[[ Records for processing open ]]
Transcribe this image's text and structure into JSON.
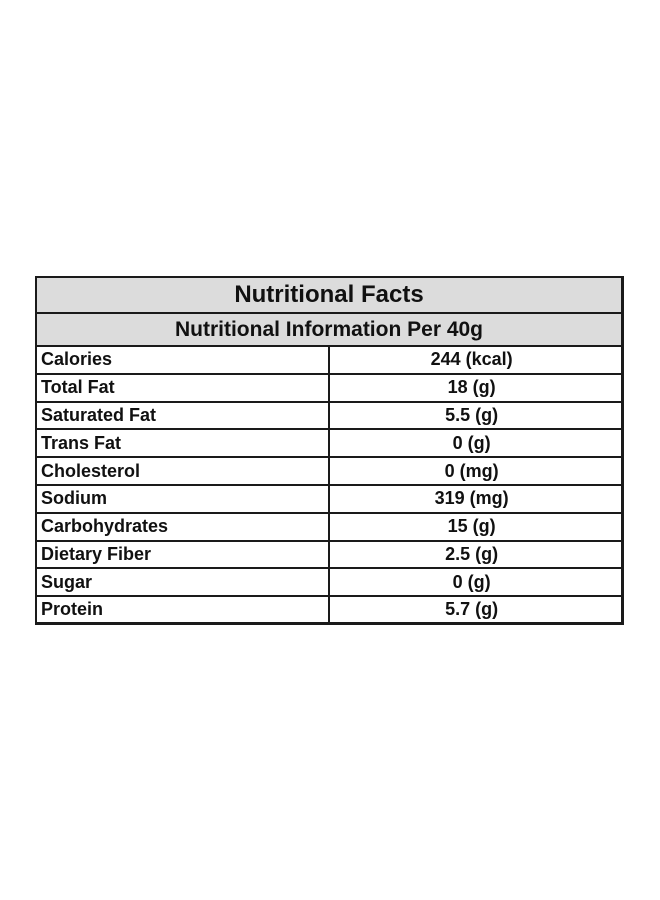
{
  "title": "Nutritional Facts",
  "subtitle": "Nutritional Information Per 40g",
  "rows": [
    {
      "label": "Calories",
      "value": "244 (kcal)"
    },
    {
      "label": "Total Fat",
      "value": "18 (g)"
    },
    {
      "label": "Saturated Fat",
      "value": "5.5 (g)"
    },
    {
      "label": "Trans Fat",
      "value": "0 (g)"
    },
    {
      "label": "Cholesterol",
      "value": "0 (mg)"
    },
    {
      "label": "Sodium",
      "value": "319 (mg)"
    },
    {
      "label": "Carbohydrates",
      "value": "15 (g)"
    },
    {
      "label": "Dietary Fiber",
      "value": "2.5 (g)"
    },
    {
      "label": "Sugar",
      "value": "0 (g)"
    },
    {
      "label": "Protein",
      "value": "5.7 (g)"
    }
  ],
  "colors": {
    "header_background": "#dcdcdc",
    "border": "#1a1a1a",
    "text": "#111111",
    "page_background": "#ffffff"
  }
}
[[ Records for processing closed ]]
Produce the entries again, word for word, without any of their pictures.

** Answer to this task **
Transcribe this image's text and structure into JSON.
{
  "title": "Nutritional Facts",
  "subtitle": "Nutritional Information Per 40g",
  "rows": [
    {
      "label": "Calories",
      "value": "244 (kcal)"
    },
    {
      "label": "Total Fat",
      "value": "18 (g)"
    },
    {
      "label": "Saturated Fat",
      "value": "5.5 (g)"
    },
    {
      "label": "Trans Fat",
      "value": "0 (g)"
    },
    {
      "label": "Cholesterol",
      "value": "0 (mg)"
    },
    {
      "label": "Sodium",
      "value": "319 (mg)"
    },
    {
      "label": "Carbohydrates",
      "value": "15 (g)"
    },
    {
      "label": "Dietary Fiber",
      "value": "2.5 (g)"
    },
    {
      "label": "Sugar",
      "value": "0 (g)"
    },
    {
      "label": "Protein",
      "value": "5.7 (g)"
    }
  ],
  "colors": {
    "header_background": "#dcdcdc",
    "border": "#1a1a1a",
    "text": "#111111",
    "page_background": "#ffffff"
  }
}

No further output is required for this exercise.